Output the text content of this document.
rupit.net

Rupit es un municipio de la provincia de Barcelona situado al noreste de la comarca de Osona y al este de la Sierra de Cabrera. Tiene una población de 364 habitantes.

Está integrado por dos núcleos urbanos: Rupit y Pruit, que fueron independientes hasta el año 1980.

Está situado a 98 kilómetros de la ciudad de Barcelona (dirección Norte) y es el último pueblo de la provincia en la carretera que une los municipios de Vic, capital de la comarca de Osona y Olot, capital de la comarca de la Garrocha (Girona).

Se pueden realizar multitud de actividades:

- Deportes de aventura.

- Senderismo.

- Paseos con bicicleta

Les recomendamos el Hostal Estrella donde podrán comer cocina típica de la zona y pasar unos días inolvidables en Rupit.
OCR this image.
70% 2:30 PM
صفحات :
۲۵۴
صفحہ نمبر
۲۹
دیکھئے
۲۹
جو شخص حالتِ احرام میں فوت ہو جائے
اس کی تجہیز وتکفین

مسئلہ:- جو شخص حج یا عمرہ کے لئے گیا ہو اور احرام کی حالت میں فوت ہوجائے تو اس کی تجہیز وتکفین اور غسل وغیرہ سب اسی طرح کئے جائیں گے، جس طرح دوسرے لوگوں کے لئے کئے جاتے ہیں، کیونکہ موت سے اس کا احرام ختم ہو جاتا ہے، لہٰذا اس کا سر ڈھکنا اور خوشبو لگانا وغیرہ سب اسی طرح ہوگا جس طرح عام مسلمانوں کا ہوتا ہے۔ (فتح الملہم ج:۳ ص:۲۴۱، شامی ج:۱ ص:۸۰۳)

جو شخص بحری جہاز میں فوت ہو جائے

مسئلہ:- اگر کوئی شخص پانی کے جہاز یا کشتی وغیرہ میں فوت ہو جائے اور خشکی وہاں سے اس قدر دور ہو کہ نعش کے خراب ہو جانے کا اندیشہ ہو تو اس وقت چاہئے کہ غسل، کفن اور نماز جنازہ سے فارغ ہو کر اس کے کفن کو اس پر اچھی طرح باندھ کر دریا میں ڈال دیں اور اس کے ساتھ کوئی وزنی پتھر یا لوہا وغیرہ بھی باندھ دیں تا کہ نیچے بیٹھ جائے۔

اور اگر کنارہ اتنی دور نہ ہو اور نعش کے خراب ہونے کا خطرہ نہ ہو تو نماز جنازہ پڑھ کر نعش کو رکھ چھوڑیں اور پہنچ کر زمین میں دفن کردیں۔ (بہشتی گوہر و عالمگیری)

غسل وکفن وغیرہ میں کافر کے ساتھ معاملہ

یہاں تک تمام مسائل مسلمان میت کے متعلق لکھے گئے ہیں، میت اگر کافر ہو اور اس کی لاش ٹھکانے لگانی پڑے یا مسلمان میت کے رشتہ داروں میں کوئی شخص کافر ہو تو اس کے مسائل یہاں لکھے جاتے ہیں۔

WRITTEN TASK
Copy every record above exactly as it appears.

SOLUTION BELOW
Output the text content of this document.
rupit.net

Rupit es un municipio de la provincia de Barcelona situado al noreste de la comarca de Osona y al este de la Sierra de Cabrera. Tiene una población de 364 habitantes.

Está integrado por dos núcleos urbanos: Rupit y Pruit, que fueron independientes hasta el año 1980.

Está situado a 98 kilómetros de la ciudad de Barcelona (dirección Norte) y es el último pueblo de la provincia en la carretera que une los municipios de Vic, capital de la comarca de Osona y Olot, capital de la comarca de la Garrocha (Girona).

Se pueden realizar multitud de actividades:

- Deportes de aventura.

- Senderismo.

- Paseos con bicicleta

Les recomendamos el Hostal Estrella donde podrán comer cocina típica de la zona y pasar unos días inolvidables en Rupit.
OCR this image.
70% 2:30 PM
صفحات :
۲۵۴
صفحہ نمبر
۲۹
دیکھئے
۲۹
جو شخص حالتِ احرام میں فوت ہو جائے
اس کی تجہیز وتکفین

مسئلہ:- جو شخص حج یا عمرہ کے لئے گیا ہو اور احرام کی حالت میں فوت ہوجائے تو اس کی تجہیز وتکفین اور غسل وغیرہ سب اسی طرح کئے جائیں گے، جس طرح دوسرے لوگوں کے لئے کئے جاتے ہیں، کیونکہ موت سے اس کا احرام ختم ہو جاتا ہے، لہٰذا اس کا سر ڈھکنا اور خوشبو لگانا وغیرہ سب اسی طرح ہوگا جس طرح عام مسلمانوں کا ہوتا ہے۔ (فتح الملہم ج:۳ ص:۲۴۱، شامی ج:۱ ص:۸۰۳)

جو شخص بحری جہاز میں فوت ہو جائے

مسئلہ:- اگر کوئی شخص پانی کے جہاز یا کشتی وغیرہ میں فوت ہو جائے اور خشکی وہاں سے اس قدر دور ہو کہ نعش کے خراب ہو جانے کا اندیشہ ہو تو اس وقت چاہئے کہ غسل، کفن اور نماز جنازہ سے فارغ ہو کر اس کے کفن کو اس پر اچھی طرح باندھ کر دریا میں ڈال دیں اور اس کے ساتھ کوئی وزنی پتھر یا لوہا وغیرہ بھی باندھ دیں تا کہ نیچے بیٹھ جائے۔

اور اگر کنارہ اتنی دور نہ ہو اور نعش کے خراب ہونے کا خطرہ نہ ہو تو نماز جنازہ پڑھ کر نعش کو رکھ چھوڑیں اور پہنچ کر زمین میں دفن کردیں۔ (بہشتی گوہر و عالمگیری)

غسل وکفن وغیرہ میں کافر کے ساتھ معاملہ

یہاں تک تمام مسائل مسلمان میت کے متعلق لکھے گئے ہیں، میت اگر کافر ہو اور اس کی لاش ٹھکانے لگانی پڑے یا مسلمان میت کے رشتہ داروں میں کوئی شخص کافر ہو تو اس کے مسائل یہاں لکھے جاتے ہیں۔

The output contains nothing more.